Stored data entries

::::::

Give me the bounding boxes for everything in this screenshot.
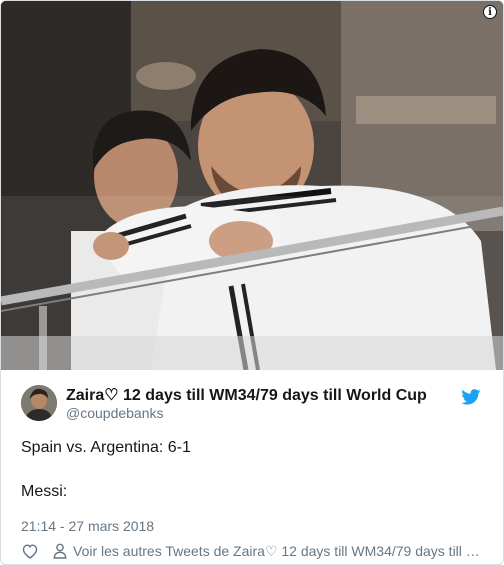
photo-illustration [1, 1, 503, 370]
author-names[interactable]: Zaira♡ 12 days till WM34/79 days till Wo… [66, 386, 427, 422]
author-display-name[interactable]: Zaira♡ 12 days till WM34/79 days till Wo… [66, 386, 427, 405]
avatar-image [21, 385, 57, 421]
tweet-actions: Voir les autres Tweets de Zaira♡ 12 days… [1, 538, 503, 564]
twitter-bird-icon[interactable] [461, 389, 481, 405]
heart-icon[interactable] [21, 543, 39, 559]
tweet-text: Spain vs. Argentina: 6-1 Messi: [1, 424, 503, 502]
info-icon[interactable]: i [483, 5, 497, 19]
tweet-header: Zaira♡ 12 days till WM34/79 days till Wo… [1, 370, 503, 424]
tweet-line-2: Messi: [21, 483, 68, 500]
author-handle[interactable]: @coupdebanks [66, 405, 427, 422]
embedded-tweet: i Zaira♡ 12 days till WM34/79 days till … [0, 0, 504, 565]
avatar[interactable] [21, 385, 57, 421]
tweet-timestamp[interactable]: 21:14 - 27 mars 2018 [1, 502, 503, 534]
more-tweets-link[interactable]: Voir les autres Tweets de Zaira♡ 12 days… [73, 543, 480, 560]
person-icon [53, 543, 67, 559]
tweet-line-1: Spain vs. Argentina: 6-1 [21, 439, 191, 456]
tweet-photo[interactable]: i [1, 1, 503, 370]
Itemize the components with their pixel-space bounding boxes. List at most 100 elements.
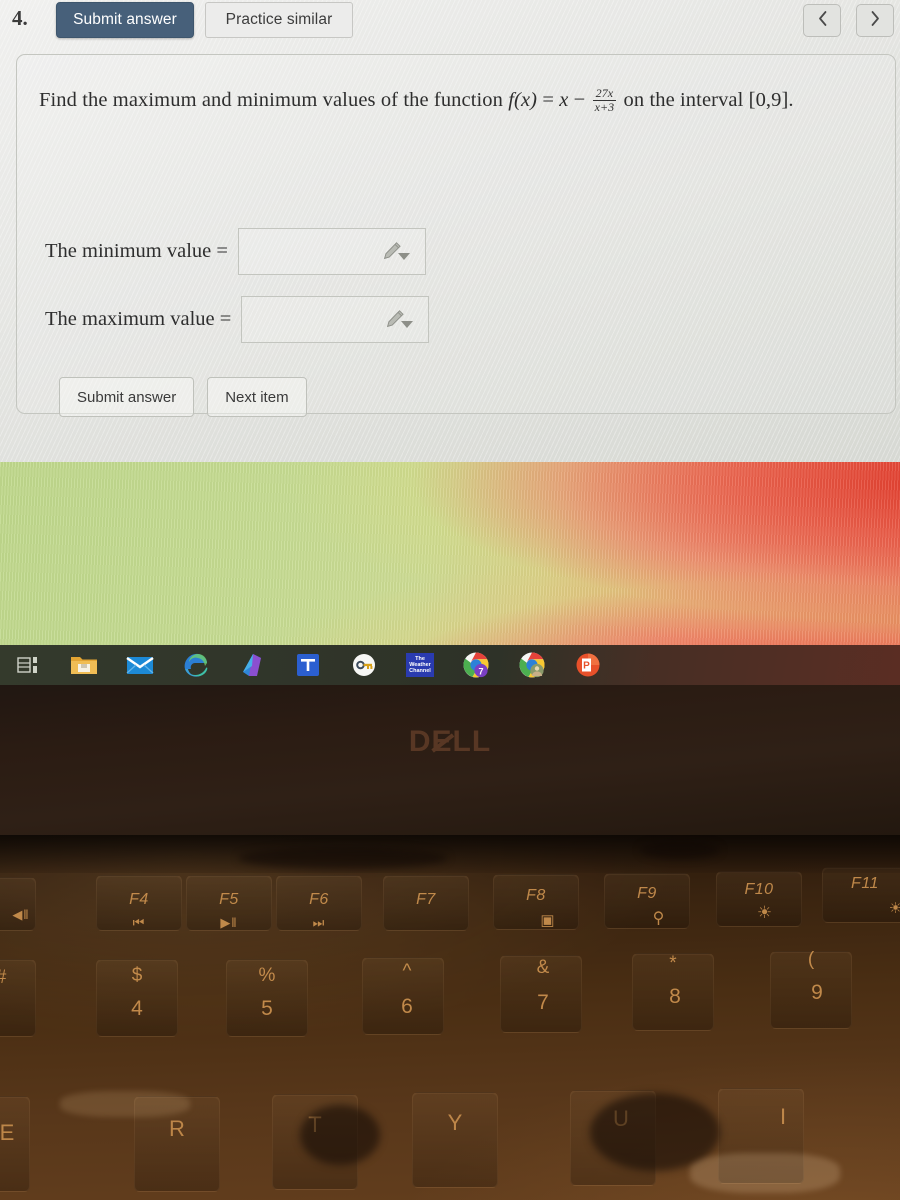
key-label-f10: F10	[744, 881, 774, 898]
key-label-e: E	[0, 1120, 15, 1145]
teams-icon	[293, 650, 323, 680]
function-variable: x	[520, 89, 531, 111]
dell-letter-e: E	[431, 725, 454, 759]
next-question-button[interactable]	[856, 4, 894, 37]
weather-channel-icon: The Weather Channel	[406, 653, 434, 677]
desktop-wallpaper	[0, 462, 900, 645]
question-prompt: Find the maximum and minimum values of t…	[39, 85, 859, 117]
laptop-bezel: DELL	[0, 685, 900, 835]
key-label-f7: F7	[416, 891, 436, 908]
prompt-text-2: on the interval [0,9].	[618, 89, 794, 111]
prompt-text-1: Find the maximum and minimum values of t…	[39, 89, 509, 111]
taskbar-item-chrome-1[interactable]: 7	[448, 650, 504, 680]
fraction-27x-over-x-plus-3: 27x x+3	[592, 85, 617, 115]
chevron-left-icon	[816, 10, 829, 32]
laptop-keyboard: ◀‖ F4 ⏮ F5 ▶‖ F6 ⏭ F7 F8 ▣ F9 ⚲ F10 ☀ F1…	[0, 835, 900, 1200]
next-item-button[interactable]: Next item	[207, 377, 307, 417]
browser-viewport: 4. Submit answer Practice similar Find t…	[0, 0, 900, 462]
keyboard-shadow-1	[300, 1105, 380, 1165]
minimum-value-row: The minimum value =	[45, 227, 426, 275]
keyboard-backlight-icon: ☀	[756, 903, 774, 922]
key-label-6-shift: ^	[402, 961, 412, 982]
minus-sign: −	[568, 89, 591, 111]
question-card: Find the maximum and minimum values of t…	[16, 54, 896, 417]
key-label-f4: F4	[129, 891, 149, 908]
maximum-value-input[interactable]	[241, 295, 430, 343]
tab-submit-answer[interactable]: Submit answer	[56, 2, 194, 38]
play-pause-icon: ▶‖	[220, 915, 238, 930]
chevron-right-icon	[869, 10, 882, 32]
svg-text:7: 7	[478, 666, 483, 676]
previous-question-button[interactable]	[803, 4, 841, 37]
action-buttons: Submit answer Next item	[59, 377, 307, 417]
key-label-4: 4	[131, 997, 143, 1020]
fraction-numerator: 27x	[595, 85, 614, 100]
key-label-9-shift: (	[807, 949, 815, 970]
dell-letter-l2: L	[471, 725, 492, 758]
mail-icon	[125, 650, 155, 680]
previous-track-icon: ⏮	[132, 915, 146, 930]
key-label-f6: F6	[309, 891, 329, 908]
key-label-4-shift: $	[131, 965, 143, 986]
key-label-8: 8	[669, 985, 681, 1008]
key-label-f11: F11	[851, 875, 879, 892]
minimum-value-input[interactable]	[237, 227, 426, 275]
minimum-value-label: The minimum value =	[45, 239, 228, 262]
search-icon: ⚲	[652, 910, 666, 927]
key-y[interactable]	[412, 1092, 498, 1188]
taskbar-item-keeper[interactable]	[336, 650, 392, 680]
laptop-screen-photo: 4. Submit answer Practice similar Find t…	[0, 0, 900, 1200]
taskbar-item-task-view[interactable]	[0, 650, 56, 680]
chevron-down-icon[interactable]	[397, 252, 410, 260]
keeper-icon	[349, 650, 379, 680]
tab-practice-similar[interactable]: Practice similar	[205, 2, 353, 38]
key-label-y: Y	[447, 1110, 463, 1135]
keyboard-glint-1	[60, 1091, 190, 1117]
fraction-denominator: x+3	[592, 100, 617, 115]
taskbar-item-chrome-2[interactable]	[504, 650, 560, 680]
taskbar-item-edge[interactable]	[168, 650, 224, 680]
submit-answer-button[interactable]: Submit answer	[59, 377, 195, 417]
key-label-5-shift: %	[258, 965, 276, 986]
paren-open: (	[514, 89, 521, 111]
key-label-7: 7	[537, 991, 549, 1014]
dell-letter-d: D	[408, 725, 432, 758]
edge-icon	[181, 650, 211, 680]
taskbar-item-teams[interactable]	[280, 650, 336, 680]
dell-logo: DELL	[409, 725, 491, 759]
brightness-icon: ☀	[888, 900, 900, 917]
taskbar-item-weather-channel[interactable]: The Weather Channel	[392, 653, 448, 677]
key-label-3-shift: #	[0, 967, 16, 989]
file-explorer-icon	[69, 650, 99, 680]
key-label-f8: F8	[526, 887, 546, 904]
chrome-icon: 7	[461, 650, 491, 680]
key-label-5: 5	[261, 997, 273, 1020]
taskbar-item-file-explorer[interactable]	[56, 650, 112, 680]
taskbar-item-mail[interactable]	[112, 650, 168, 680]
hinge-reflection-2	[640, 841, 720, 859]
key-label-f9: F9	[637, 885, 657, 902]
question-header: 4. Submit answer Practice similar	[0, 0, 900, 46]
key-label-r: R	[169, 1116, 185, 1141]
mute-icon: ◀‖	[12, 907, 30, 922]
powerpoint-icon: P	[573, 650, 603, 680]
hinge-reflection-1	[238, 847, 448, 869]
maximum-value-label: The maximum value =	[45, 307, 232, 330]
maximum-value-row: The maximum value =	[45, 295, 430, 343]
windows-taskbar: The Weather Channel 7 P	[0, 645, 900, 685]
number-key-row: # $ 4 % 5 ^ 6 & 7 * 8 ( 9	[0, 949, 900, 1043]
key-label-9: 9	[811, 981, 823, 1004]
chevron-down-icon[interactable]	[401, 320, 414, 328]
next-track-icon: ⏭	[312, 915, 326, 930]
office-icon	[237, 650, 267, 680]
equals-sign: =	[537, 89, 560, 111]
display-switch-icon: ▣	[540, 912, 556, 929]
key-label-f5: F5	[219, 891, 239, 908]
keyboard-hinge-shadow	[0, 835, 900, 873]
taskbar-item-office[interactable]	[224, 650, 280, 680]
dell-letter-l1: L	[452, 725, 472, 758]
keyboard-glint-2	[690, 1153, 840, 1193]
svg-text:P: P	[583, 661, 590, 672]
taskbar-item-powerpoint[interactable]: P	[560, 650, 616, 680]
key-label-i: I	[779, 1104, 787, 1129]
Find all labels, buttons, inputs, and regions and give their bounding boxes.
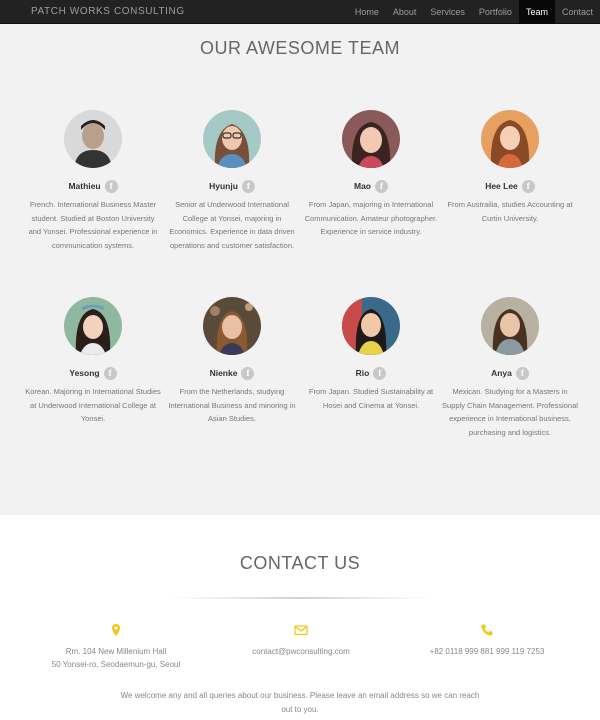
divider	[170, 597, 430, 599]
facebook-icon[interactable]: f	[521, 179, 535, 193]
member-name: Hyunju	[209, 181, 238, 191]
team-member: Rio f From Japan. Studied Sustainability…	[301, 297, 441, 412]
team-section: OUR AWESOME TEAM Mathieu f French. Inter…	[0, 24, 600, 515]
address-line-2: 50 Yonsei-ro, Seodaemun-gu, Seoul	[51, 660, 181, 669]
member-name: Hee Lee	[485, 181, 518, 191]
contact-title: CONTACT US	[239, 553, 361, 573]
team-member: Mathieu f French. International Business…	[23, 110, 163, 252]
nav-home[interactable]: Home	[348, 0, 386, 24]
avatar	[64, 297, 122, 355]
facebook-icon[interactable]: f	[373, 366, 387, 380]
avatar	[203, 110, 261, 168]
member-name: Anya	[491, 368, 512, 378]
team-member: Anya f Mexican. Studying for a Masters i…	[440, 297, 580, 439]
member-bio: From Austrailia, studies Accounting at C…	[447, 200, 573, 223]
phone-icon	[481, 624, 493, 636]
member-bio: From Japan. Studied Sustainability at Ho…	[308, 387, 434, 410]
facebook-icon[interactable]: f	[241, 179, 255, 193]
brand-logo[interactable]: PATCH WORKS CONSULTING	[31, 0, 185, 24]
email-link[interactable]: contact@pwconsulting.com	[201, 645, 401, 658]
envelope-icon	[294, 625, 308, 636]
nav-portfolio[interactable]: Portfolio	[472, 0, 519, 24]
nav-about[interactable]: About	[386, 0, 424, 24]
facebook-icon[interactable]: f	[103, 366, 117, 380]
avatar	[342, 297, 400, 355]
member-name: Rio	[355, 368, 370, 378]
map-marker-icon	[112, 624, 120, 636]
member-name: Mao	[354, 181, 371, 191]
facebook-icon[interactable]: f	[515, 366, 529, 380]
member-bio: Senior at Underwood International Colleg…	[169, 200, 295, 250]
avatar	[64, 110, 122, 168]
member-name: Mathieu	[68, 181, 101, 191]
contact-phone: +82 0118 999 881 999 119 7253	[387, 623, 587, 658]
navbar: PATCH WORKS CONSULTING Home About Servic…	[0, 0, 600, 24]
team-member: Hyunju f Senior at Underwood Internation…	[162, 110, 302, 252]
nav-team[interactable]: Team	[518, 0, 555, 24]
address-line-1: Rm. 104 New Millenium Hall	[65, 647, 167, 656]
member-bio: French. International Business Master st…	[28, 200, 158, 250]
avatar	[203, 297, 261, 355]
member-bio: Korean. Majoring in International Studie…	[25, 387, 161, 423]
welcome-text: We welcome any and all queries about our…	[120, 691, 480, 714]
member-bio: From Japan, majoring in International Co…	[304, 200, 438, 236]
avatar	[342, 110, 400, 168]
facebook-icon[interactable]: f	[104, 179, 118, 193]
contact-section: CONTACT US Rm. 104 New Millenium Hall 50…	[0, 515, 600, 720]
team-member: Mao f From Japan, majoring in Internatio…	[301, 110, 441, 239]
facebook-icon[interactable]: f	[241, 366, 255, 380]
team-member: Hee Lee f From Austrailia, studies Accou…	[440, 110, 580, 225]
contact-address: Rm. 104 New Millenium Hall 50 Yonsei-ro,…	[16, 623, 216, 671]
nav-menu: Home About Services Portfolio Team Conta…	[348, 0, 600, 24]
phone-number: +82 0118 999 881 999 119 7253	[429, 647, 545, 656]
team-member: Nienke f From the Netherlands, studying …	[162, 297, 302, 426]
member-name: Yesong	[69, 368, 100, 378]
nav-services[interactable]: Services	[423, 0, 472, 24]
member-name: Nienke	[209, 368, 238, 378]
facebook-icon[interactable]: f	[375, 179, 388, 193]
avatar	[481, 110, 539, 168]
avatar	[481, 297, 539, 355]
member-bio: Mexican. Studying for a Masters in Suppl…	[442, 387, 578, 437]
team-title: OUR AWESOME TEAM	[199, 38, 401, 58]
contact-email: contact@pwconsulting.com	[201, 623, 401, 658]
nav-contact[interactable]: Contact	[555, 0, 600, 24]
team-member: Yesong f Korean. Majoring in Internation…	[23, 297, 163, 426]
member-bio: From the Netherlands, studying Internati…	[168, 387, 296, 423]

::::::

▶ _EXERCISE DIRECTIONS_:
Update the data from the line with "597, 430, 599]" up to and including the line with "553, 361, 573]" by changing "member-name" to "staff-name", keeping everything else the same, and return only those lines.

▶ _SOLUTION TO THIS PROBLEM_:
divider	[170, 597, 430, 599]
facebook-icon[interactable]: f	[521, 179, 535, 193]
staff-name: Hyunju	[209, 181, 238, 191]
team-member: Rio f From Japan. Studied Sustainability…	[301, 297, 441, 412]
team-section: OUR AWESOME TEAM Mathieu f French. Inter…	[0, 24, 600, 515]
address-line-2: 50 Yonsei-ro, Seodaemun-gu, Seoul	[51, 660, 181, 669]
staff-name: Hee Lee	[485, 181, 518, 191]
contact-title: CONTACT US	[239, 553, 361, 573]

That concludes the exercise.